■ **Exercise**:
All entries must be repeated exactly; do not include the pictures.
══════════
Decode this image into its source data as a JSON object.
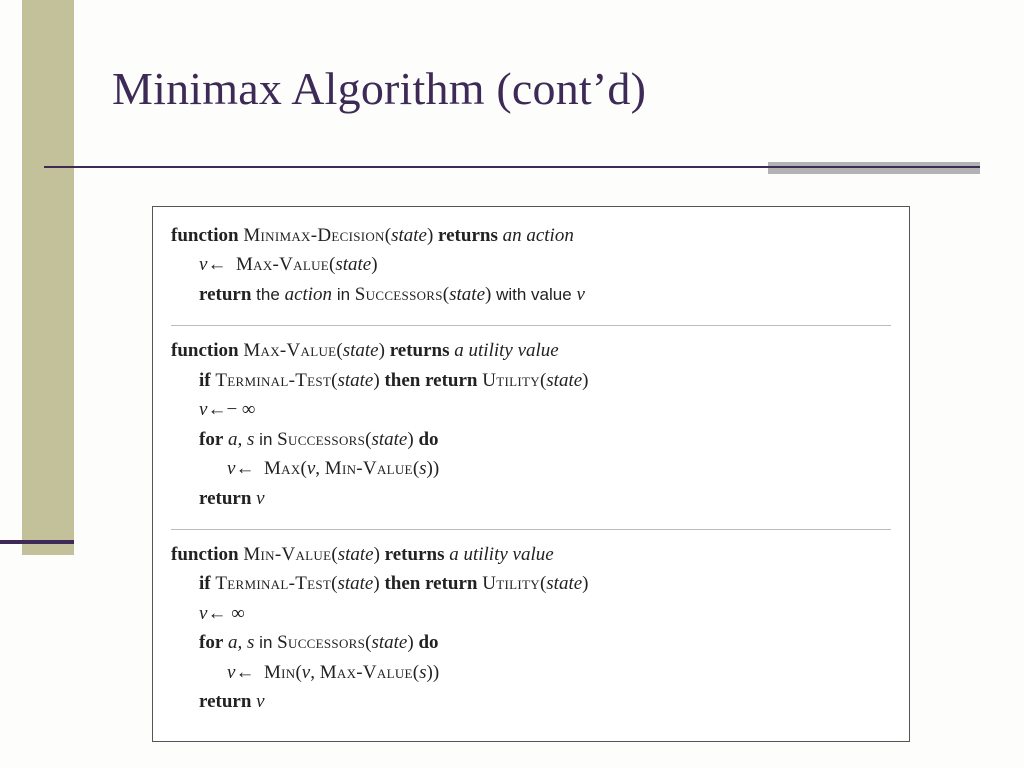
{
  "title": "Minimax Algorithm (cont’d)",
  "f1": {
    "kw_function": "function",
    "name": "Minimax-Decision",
    "arg": "state",
    "kw_returns": "returns",
    "ret": "an action",
    "l2_v": "v",
    "l2_arrow": "←",
    "l2_call": "Max-Value",
    "l2_arg": "state",
    "l3_kw": "return",
    "l3_the": "the",
    "l3_action": "action",
    "l3_in": "in",
    "l3_succ": "Successors",
    "l3_arg": "state",
    "l3_with": "with value",
    "l3_v": "v"
  },
  "f2": {
    "kw_function": "function",
    "name": "Max-Value",
    "arg": "state",
    "kw_returns": "returns",
    "ret": "a utility value",
    "l2_if": "if",
    "l2_test": "Terminal-Test",
    "l2_targ": "state",
    "l2_then": "then return",
    "l2_util": "Utility",
    "l2_uarg": "state",
    "l3_v": "v",
    "l3_arrow": "←",
    "l3_neg_inf": "− ∞",
    "l4_for": "for",
    "l4_as": "a, s",
    "l4_in": "in",
    "l4_succ": "Successors",
    "l4_sarg": "state",
    "l4_do": "do",
    "l5_v": "v",
    "l5_arrow": "←",
    "l5_max": "Max",
    "l5_varg": "v",
    "l5_comma": ",",
    "l5_minv": "Min-Value",
    "l5_s": "s",
    "l6_kw": "return",
    "l6_v": "v"
  },
  "f3": {
    "kw_function": "function",
    "name": "Min-Value",
    "arg": "state",
    "kw_returns": "returns",
    "ret": "a utility value",
    "l2_if": "if",
    "l2_test": "Terminal-Test",
    "l2_targ": "state",
    "l2_then": "then return",
    "l2_util": "Utility",
    "l2_uarg": "state",
    "l3_v": "v",
    "l3_arrow": "←",
    "l3_inf": "∞",
    "l4_for": "for",
    "l4_as": "a, s",
    "l4_in": "in",
    "l4_succ": "Successors",
    "l4_sarg": "state",
    "l4_do": "do",
    "l5_v": "v",
    "l5_arrow": "←",
    "l5_min": "Min",
    "l5_varg": "v",
    "l5_comma": ",",
    "l5_maxv": "Max-Value",
    "l5_s": "s",
    "l6_kw": "return",
    "l6_v": "v"
  }
}
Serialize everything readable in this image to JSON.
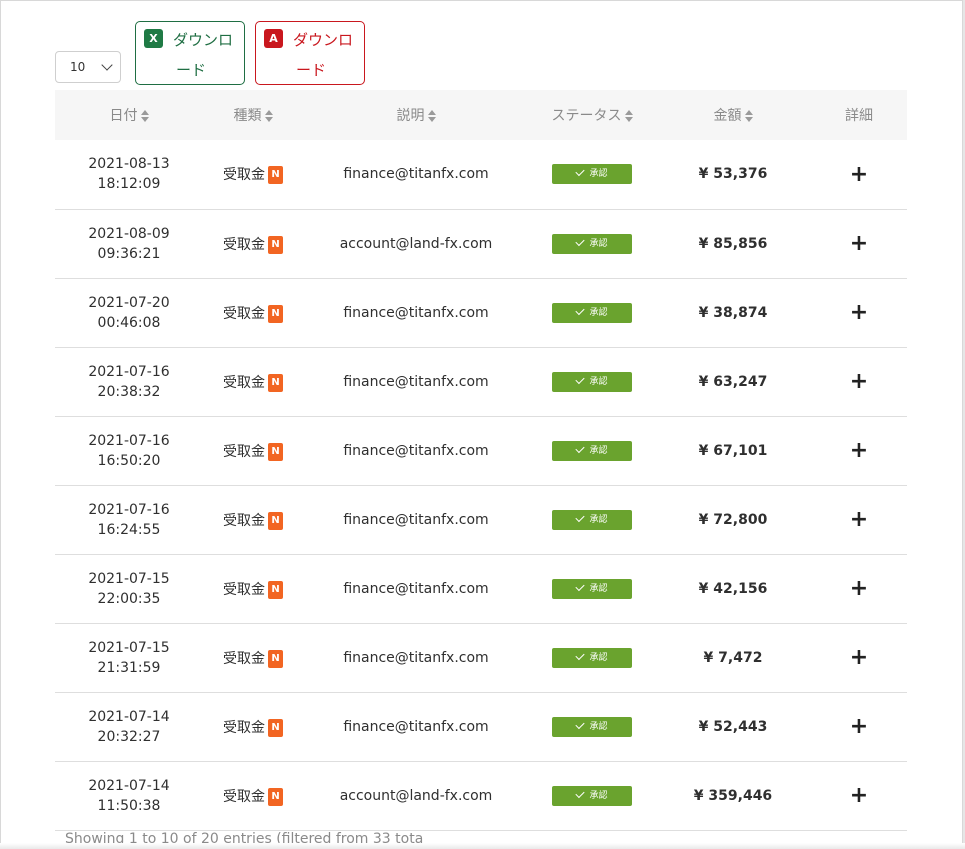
══════════
■ **Result**:
Decode this image into its source data as a JSON object.
{
  "title": "Minimax Algorithm (cont’d)",
  "f1": {
    "kw_function": "function",
    "name": "Minimax-Decision",
    "arg": "state",
    "kw_returns": "returns",
    "ret": "an action",
    "l2_v": "v",
    "l2_arrow": "←",
    "l2_call": "Max-Value",
    "l2_arg": "state",
    "l3_kw": "return",
    "l3_the": "the",
    "l3_action": "action",
    "l3_in": "in",
    "l3_succ": "Successors",
    "l3_arg": "state",
    "l3_with": "with value",
    "l3_v": "v"
  },
  "f2": {
    "kw_function": "function",
    "name": "Max-Value",
    "arg": "state",
    "kw_returns": "returns",
    "ret": "a utility value",
    "l2_if": "if",
    "l2_test": "Terminal-Test",
    "l2_targ": "state",
    "l2_then": "then return",
    "l2_util": "Utility",
    "l2_uarg": "state",
    "l3_v": "v",
    "l3_arrow": "←",
    "l3_neg_inf": "− ∞",
    "l4_for": "for",
    "l4_as": "a, s",
    "l4_in": "in",
    "l4_succ": "Successors",
    "l4_sarg": "state",
    "l4_do": "do",
    "l5_v": "v",
    "l5_arrow": "←",
    "l5_max": "Max",
    "l5_varg": "v",
    "l5_comma": ",",
    "l5_minv": "Min-Value",
    "l5_s": "s",
    "l6_kw": "return",
    "l6_v": "v"
  },
  "f3": {
    "kw_function": "function",
    "name": "Min-Value",
    "arg": "state",
    "kw_returns": "returns",
    "ret": "a utility value",
    "l2_if": "if",
    "l2_test": "Terminal-Test",
    "l2_targ": "state",
    "l2_then": "then return",
    "l2_util": "Utility",
    "l2_uarg": "state",
    "l3_v": "v",
    "l3_arrow": "←",
    "l3_inf": "∞",
    "l4_for": "for",
    "l4_as": "a, s",
    "l4_in": "in",
    "l4_succ": "Successors",
    "l4_sarg": "state",
    "l4_do": "do",
    "l5_v": "v",
    "l5_arrow": "←",
    "l5_min": "Min",
    "l5_varg": "v",
    "l5_comma": ",",
    "l5_maxv": "Max-Value",
    "l5_s": "s",
    "l6_kw": "return",
    "l6_v": "v"
  }
}
Serialize everything readable in this image to JSON.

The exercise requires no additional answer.